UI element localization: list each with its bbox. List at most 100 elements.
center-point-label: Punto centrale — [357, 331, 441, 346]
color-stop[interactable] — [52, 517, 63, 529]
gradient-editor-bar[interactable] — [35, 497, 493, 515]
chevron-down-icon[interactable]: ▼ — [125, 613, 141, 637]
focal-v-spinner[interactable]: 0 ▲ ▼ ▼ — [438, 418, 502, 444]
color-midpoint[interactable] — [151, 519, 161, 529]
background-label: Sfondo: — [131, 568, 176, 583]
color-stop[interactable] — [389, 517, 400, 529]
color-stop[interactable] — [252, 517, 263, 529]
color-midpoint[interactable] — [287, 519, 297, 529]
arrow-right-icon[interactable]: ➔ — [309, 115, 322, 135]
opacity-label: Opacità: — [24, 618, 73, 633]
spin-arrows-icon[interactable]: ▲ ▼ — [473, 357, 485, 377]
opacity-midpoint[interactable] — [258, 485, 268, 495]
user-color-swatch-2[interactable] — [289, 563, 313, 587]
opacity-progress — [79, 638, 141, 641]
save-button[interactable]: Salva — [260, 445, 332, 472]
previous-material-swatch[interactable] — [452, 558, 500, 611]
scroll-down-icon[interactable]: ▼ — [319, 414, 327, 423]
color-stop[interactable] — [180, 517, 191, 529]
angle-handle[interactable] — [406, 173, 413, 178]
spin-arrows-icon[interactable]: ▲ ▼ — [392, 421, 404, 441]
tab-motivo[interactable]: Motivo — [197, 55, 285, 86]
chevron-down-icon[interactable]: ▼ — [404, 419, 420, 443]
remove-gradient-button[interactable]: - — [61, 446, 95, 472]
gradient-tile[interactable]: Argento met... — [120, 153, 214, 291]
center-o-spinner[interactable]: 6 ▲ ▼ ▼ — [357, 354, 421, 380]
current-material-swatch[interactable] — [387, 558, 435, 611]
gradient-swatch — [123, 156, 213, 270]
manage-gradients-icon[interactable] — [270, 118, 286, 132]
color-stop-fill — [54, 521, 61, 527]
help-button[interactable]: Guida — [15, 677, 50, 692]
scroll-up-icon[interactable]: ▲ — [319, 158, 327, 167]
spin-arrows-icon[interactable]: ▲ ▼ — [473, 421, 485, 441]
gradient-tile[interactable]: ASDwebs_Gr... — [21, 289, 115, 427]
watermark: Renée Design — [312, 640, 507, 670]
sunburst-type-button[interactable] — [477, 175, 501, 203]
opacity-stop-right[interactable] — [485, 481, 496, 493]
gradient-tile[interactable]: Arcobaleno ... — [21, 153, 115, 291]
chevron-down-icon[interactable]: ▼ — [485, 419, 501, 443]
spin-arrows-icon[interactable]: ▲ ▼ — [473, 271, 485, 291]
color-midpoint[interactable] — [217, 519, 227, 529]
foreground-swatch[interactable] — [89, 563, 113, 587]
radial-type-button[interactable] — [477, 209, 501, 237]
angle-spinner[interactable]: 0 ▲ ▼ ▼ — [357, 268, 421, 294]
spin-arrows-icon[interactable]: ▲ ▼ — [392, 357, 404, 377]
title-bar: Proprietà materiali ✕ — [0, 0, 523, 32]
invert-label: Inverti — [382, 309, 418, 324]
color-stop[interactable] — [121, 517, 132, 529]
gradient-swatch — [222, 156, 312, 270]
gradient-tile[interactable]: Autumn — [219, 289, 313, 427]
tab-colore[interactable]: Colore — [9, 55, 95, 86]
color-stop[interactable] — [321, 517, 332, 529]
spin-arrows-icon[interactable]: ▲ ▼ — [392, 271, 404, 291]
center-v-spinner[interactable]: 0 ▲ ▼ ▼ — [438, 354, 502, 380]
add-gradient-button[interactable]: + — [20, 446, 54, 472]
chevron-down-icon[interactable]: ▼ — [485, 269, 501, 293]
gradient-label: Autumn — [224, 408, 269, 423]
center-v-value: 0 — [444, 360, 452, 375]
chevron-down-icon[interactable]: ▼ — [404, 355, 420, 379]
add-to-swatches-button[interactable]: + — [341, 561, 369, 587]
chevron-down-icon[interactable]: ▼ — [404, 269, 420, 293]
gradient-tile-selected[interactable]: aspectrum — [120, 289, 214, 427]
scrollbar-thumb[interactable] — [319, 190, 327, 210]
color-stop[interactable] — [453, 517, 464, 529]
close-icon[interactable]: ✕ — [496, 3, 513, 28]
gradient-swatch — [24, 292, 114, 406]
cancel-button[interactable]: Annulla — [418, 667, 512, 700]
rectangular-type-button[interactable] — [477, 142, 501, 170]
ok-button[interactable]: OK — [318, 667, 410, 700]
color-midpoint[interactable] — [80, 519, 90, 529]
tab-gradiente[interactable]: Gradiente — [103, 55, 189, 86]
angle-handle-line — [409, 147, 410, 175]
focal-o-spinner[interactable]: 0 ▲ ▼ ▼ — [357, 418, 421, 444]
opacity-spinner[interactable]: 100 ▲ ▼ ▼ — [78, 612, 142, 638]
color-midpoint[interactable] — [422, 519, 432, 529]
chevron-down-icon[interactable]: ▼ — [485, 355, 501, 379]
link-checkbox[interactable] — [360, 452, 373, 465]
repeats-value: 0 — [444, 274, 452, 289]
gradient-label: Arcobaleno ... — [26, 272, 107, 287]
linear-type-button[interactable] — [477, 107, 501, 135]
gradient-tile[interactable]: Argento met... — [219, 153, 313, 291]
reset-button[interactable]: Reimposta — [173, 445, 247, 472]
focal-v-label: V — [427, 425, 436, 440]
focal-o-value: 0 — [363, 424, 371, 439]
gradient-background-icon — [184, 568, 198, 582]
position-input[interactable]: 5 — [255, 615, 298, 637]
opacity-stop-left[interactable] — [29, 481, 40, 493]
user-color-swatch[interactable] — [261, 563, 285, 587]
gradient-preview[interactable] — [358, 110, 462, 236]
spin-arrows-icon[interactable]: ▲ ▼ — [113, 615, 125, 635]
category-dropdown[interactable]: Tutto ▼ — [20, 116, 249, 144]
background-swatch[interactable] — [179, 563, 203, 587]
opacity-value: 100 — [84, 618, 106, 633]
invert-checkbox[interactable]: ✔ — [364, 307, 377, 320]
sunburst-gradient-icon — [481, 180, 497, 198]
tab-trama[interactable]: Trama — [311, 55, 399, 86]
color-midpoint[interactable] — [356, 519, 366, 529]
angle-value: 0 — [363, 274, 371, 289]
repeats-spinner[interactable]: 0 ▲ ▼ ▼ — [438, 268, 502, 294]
# # # #
## Problem details:
Reproduce every line of the records above verbatim, leaving nothing out and changing nothing.

## Answer to this exercise:
UI element localization: list each with its bbox. List at most 100 elements.
center-point-label: Punto centrale — [357, 331, 441, 346]
color-stop[interactable] — [52, 517, 63, 529]
gradient-editor-bar[interactable] — [35, 497, 493, 515]
chevron-down-icon[interactable]: ▼ — [125, 613, 141, 637]
focal-v-spinner[interactable]: 0 ▲ ▼ ▼ — [438, 418, 502, 444]
color-midpoint[interactable] — [151, 519, 161, 529]
background-label: Sfondo: — [131, 568, 176, 583]
color-stop[interactable] — [389, 517, 400, 529]
color-stop[interactable] — [252, 517, 263, 529]
color-midpoint[interactable] — [287, 519, 297, 529]
arrow-right-icon[interactable]: ➔ — [309, 115, 322, 135]
opacity-label: Opacità: — [24, 618, 73, 633]
spin-arrows-icon[interactable]: ▲ ▼ — [473, 357, 485, 377]
opacity-midpoint[interactable] — [258, 485, 268, 495]
user-color-swatch-2[interactable] — [289, 563, 313, 587]
opacity-progress — [79, 638, 141, 641]
save-button[interactable]: Salva — [260, 445, 332, 472]
previous-material-swatch[interactable] — [452, 558, 500, 611]
scroll-down-icon[interactable]: ▼ — [319, 414, 327, 423]
color-stop[interactable] — [180, 517, 191, 529]
angle-handle[interactable] — [406, 173, 413, 178]
spin-arrows-icon[interactable]: ▲ ▼ — [392, 421, 404, 441]
tab-motivo[interactable]: Motivo — [197, 55, 285, 86]
chevron-down-icon[interactable]: ▼ — [404, 419, 420, 443]
remove-gradient-button[interactable]: - — [61, 446, 95, 472]
gradient-tile[interactable]: Argento met... — [120, 153, 214, 291]
center-o-spinner[interactable]: 6 ▲ ▼ ▼ — [357, 354, 421, 380]
current-material-swatch[interactable] — [387, 558, 435, 611]
gradient-swatch — [123, 156, 213, 270]
manage-gradients-icon[interactable] — [270, 118, 286, 132]
color-stop-fill — [54, 521, 61, 527]
help-button[interactable]: Guida — [15, 677, 50, 692]
scroll-up-icon[interactable]: ▲ — [319, 158, 327, 167]
spin-arrows-icon[interactable]: ▲ ▼ — [473, 421, 485, 441]
gradient-tile[interactable]: ASDwebs_Gr... — [21, 289, 115, 427]
watermark: Renée Design — [312, 640, 507, 670]
sunburst-type-button[interactable] — [477, 175, 501, 203]
opacity-stop-right[interactable] — [485, 481, 496, 493]
gradient-tile[interactable]: Arcobaleno ... — [21, 153, 115, 291]
chevron-down-icon[interactable]: ▼ — [485, 419, 501, 443]
spin-arrows-icon[interactable]: ▲ ▼ — [473, 271, 485, 291]
color-midpoint[interactable] — [217, 519, 227, 529]
foreground-swatch[interactable] — [89, 563, 113, 587]
radial-type-button[interactable] — [477, 209, 501, 237]
angle-spinner[interactable]: 0 ▲ ▼ ▼ — [357, 268, 421, 294]
spin-arrows-icon[interactable]: ▲ ▼ — [392, 357, 404, 377]
title-bar: Proprietà materiali ✕ — [0, 0, 523, 32]
invert-label: Inverti — [382, 309, 418, 324]
color-stop[interactable] — [121, 517, 132, 529]
gradient-swatch — [222, 156, 312, 270]
gradient-tile[interactable]: Autumn — [219, 289, 313, 427]
tab-colore[interactable]: Colore — [9, 55, 95, 86]
color-stop[interactable] — [321, 517, 332, 529]
spin-arrows-icon[interactable]: ▲ ▼ — [392, 271, 404, 291]
center-v-spinner[interactable]: 0 ▲ ▼ ▼ — [438, 354, 502, 380]
add-gradient-button[interactable]: + — [20, 446, 54, 472]
chevron-down-icon[interactable]: ▼ — [485, 269, 501, 293]
gradient-label: Autumn — [224, 408, 269, 423]
center-v-value: 0 — [444, 360, 452, 375]
chevron-down-icon[interactable]: ▼ — [404, 355, 420, 379]
add-to-swatches-button[interactable]: + — [341, 561, 369, 587]
chevron-down-icon[interactable]: ▼ — [404, 269, 420, 293]
gradient-tile-selected[interactable]: aspectrum — [120, 289, 214, 427]
scrollbar-thumb[interactable] — [319, 190, 327, 210]
color-stop[interactable] — [453, 517, 464, 529]
close-icon[interactable]: ✕ — [496, 3, 513, 28]
gradient-swatch — [24, 292, 114, 406]
cancel-button[interactable]: Annulla — [418, 667, 512, 700]
rectangular-type-button[interactable] — [477, 142, 501, 170]
ok-button[interactable]: OK — [318, 667, 410, 700]
color-midpoint[interactable] — [80, 519, 90, 529]
tab-gradiente[interactable]: Gradiente — [103, 55, 189, 86]
angle-handle-line — [409, 147, 410, 175]
focal-o-spinner[interactable]: 0 ▲ ▼ ▼ — [357, 418, 421, 444]
opacity-spinner[interactable]: 100 ▲ ▼ ▼ — [78, 612, 142, 638]
color-midpoint[interactable] — [422, 519, 432, 529]
chevron-down-icon[interactable]: ▼ — [485, 355, 501, 379]
link-checkbox[interactable] — [360, 452, 373, 465]
repeats-value: 0 — [444, 274, 452, 289]
gradient-label: Arcobaleno ... — [26, 272, 107, 287]
linear-type-button[interactable] — [477, 107, 501, 135]
gradient-tile[interactable]: Argento met... — [219, 153, 313, 291]
reset-button[interactable]: Reimposta — [173, 445, 247, 472]
focal-v-label: V — [427, 425, 436, 440]
focal-o-value: 0 — [363, 424, 371, 439]
gradient-background-icon — [184, 568, 198, 582]
position-input[interactable]: 5 — [255, 615, 298, 637]
opacity-stop-left[interactable] — [29, 481, 40, 493]
user-color-swatch[interactable] — [261, 563, 285, 587]
gradient-preview[interactable] — [358, 110, 462, 236]
spin-arrows-icon[interactable]: ▲ ▼ — [113, 615, 125, 635]
category-dropdown[interactable]: Tutto ▼ — [20, 116, 249, 144]
background-swatch[interactable] — [179, 563, 203, 587]
opacity-value: 100 — [84, 618, 106, 633]
invert-checkbox[interactable]: ✔ — [364, 307, 377, 320]
sunburst-gradient-icon — [481, 180, 497, 198]
tab-trama[interactable]: Trama — [311, 55, 399, 86]
color-midpoint[interactable] — [356, 519, 366, 529]
angle-value: 0 — [363, 274, 371, 289]
repeats-spinner[interactable]: 0 ▲ ▼ ▼ — [438, 268, 502, 294]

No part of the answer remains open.